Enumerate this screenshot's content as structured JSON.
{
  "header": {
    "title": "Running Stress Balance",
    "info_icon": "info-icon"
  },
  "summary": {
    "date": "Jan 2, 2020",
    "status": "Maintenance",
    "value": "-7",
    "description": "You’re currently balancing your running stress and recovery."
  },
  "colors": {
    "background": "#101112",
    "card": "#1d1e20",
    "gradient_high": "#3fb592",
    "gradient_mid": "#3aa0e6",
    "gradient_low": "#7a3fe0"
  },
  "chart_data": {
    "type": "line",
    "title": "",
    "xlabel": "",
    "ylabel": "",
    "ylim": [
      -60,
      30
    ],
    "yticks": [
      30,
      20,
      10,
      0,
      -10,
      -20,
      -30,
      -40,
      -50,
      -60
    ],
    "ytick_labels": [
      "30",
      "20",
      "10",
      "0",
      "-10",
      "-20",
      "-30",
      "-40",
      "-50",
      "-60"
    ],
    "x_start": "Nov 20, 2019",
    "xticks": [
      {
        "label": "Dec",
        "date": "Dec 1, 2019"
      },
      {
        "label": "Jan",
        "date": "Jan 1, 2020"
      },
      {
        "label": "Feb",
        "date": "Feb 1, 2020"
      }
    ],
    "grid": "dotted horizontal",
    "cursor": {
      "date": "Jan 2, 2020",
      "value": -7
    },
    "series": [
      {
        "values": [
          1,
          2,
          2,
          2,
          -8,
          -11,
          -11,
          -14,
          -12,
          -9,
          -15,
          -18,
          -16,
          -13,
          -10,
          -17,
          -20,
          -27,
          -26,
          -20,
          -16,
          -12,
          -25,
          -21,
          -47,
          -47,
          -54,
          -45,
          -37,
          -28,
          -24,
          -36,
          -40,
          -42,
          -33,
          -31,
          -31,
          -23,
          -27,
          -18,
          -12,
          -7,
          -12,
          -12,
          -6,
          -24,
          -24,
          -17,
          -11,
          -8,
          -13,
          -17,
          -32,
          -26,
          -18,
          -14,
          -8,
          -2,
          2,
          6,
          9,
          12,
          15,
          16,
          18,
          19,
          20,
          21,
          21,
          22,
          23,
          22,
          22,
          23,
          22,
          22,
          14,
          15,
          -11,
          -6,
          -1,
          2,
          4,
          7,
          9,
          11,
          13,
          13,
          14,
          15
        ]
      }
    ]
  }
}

※

PROBLEM TO SOLVE>
Quote every entry exactly.

TASK OUTPUT>
Enumerate this screenshot's content as structured JSON.
{
  "header": {
    "title": "Running Stress Balance",
    "info_icon": "info-icon"
  },
  "summary": {
    "date": "Jan 2, 2020",
    "status": "Maintenance",
    "value": "-7",
    "description": "You’re currently balancing your running stress and recovery."
  },
  "colors": {
    "background": "#101112",
    "card": "#1d1e20",
    "gradient_high": "#3fb592",
    "gradient_mid": "#3aa0e6",
    "gradient_low": "#7a3fe0"
  },
  "chart_data": {
    "type": "line",
    "title": "",
    "xlabel": "",
    "ylabel": "",
    "ylim": [
      -60,
      30
    ],
    "yticks": [
      30,
      20,
      10,
      0,
      -10,
      -20,
      -30,
      -40,
      -50,
      -60
    ],
    "ytick_labels": [
      "30",
      "20",
      "10",
      "0",
      "-10",
      "-20",
      "-30",
      "-40",
      "-50",
      "-60"
    ],
    "x_start": "Nov 20, 2019",
    "xticks": [
      {
        "label": "Dec",
        "date": "Dec 1, 2019"
      },
      {
        "label": "Jan",
        "date": "Jan 1, 2020"
      },
      {
        "label": "Feb",
        "date": "Feb 1, 2020"
      }
    ],
    "grid": "dotted horizontal",
    "cursor": {
      "date": "Jan 2, 2020",
      "value": -7
    },
    "series": [
      {
        "values": [
          1,
          2,
          2,
          2,
          -8,
          -11,
          -11,
          -14,
          -12,
          -9,
          -15,
          -18,
          -16,
          -13,
          -10,
          -17,
          -20,
          -27,
          -26,
          -20,
          -16,
          -12,
          -25,
          -21,
          -47,
          -47,
          -54,
          -45,
          -37,
          -28,
          -24,
          -36,
          -40,
          -42,
          -33,
          -31,
          -31,
          -23,
          -27,
          -18,
          -12,
          -7,
          -12,
          -12,
          -6,
          -24,
          -24,
          -17,
          -11,
          -8,
          -13,
          -17,
          -32,
          -26,
          -18,
          -14,
          -8,
          -2,
          2,
          6,
          9,
          12,
          15,
          16,
          18,
          19,
          20,
          21,
          21,
          22,
          23,
          22,
          22,
          23,
          22,
          22,
          14,
          15,
          -11,
          -6,
          -1,
          2,
          4,
          7,
          9,
          11,
          13,
          13,
          14,
          15
        ]
      }
    ]
  }
}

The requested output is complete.